Your objective: Identify every line containing the word "Legislative" and reproduce each one.

Stored data:
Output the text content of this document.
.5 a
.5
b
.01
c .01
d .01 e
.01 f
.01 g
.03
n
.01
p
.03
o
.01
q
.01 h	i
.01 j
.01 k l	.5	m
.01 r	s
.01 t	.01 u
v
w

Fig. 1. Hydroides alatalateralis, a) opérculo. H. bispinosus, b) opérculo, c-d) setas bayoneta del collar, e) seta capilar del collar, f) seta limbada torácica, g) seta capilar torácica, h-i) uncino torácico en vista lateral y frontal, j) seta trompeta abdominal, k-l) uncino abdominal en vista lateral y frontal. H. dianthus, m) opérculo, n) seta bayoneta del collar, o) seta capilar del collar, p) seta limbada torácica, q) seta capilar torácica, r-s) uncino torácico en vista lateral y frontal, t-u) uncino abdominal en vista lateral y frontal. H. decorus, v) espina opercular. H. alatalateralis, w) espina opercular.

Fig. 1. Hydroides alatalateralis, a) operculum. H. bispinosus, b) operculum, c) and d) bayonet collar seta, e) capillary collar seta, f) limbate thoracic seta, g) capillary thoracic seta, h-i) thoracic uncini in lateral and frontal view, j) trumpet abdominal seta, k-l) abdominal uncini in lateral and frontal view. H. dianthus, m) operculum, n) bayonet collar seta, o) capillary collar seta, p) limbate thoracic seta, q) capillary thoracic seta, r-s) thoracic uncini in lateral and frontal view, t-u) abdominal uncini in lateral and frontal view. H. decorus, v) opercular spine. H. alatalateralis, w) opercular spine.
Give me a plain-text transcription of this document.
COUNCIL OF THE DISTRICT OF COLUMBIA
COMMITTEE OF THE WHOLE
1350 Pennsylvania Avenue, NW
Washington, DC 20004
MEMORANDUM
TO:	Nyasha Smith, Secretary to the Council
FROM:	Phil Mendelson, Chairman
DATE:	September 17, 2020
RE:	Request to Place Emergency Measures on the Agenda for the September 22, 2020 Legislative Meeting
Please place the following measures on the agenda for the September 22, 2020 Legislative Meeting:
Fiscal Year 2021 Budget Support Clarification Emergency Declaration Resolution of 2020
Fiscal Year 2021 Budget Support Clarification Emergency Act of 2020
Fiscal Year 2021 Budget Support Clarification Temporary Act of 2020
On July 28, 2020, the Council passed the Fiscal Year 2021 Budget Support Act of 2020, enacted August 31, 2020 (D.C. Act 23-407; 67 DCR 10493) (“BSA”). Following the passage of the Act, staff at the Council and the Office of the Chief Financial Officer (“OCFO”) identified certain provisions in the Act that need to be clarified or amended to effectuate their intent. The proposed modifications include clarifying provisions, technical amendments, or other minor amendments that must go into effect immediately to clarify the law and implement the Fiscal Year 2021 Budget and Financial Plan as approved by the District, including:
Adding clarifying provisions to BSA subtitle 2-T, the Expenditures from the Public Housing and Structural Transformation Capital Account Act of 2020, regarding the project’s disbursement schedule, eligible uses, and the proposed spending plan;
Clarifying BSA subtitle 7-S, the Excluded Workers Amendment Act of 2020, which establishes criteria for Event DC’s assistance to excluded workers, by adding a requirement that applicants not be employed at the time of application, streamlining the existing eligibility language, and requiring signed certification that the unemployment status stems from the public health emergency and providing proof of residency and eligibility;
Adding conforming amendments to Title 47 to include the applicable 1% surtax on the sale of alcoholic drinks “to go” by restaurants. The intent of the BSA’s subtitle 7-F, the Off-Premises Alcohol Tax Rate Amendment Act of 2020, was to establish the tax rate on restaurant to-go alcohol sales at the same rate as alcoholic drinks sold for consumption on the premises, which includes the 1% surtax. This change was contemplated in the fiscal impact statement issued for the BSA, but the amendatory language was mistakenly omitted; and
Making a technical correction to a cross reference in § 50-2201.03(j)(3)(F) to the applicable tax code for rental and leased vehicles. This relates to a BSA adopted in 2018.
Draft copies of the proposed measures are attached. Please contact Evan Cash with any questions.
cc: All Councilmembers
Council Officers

Solution to the problem:
RE:	Request to Place Emergency Measures on the Agenda for the September 22, 2020 Legislative Meeting
Please place the following measures on the agenda for the September 22, 2020 Legislative Meeting:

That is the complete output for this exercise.